▶ **Exercise goal**
All records should be reproduced verbatim.

▶ **Data shown**
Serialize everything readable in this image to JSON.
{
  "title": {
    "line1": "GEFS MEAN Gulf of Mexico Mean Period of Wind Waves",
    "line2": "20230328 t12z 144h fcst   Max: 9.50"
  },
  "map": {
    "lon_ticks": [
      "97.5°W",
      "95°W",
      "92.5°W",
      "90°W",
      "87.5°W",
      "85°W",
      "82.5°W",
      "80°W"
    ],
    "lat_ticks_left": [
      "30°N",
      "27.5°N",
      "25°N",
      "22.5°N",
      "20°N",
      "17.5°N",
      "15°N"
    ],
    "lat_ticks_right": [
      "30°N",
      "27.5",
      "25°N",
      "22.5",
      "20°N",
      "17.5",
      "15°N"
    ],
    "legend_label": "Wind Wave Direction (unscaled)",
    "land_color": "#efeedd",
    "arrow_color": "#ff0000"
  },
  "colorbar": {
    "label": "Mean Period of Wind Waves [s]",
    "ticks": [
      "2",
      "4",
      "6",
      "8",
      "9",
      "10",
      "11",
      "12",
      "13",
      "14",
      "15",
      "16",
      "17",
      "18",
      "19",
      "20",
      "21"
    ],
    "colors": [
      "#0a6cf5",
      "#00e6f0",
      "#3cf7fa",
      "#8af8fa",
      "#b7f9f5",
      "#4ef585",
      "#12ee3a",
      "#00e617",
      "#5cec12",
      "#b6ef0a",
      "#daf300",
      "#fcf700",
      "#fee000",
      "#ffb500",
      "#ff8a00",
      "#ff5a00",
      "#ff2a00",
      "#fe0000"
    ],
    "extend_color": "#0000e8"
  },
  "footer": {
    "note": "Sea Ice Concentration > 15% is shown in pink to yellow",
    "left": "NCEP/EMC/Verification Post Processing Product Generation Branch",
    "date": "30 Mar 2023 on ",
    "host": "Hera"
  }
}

▶ **Solution for this exercise**
Serialize everything readable in this image to JSON.
{
  "title": {
    "line1": "GEFS MEAN Gulf of Mexico Mean Period of Wind Waves",
    "line2": "20230328 t12z 144h fcst   Max: 9.50"
  },
  "map": {
    "lon_ticks": [
      "97.5°W",
      "95°W",
      "92.5°W",
      "90°W",
      "87.5°W",
      "85°W",
      "82.5°W",
      "80°W"
    ],
    "lat_ticks_left": [
      "30°N",
      "27.5°N",
      "25°N",
      "22.5°N",
      "20°N",
      "17.5°N",
      "15°N"
    ],
    "lat_ticks_right": [
      "30°N",
      "27.5",
      "25°N",
      "22.5",
      "20°N",
      "17.5",
      "15°N"
    ],
    "legend_label": "Wind Wave Direction (unscaled)",
    "land_color": "#efeedd",
    "arrow_color": "#ff0000"
  },
  "colorbar": {
    "label": "Mean Period of Wind Waves [s]",
    "ticks": [
      "2",
      "4",
      "6",
      "8",
      "9",
      "10",
      "11",
      "12",
      "13",
      "14",
      "15",
      "16",
      "17",
      "18",
      "19",
      "20",
      "21"
    ],
    "colors": [
      "#0a6cf5",
      "#00e6f0",
      "#3cf7fa",
      "#8af8fa",
      "#b7f9f5",
      "#4ef585",
      "#12ee3a",
      "#00e617",
      "#5cec12",
      "#b6ef0a",
      "#daf300",
      "#fcf700",
      "#fee000",
      "#ffb500",
      "#ff8a00",
      "#ff5a00",
      "#ff2a00",
      "#fe0000"
    ],
    "extend_color": "#0000e8"
  },
  "footer": {
    "note": "Sea Ice Concentration > 15% is shown in pink to yellow",
    "left": "NCEP/EMC/Verification Post Processing Product Generation Branch",
    "date": "30 Mar 2023 on ",
    "host": "Hera"
  }
}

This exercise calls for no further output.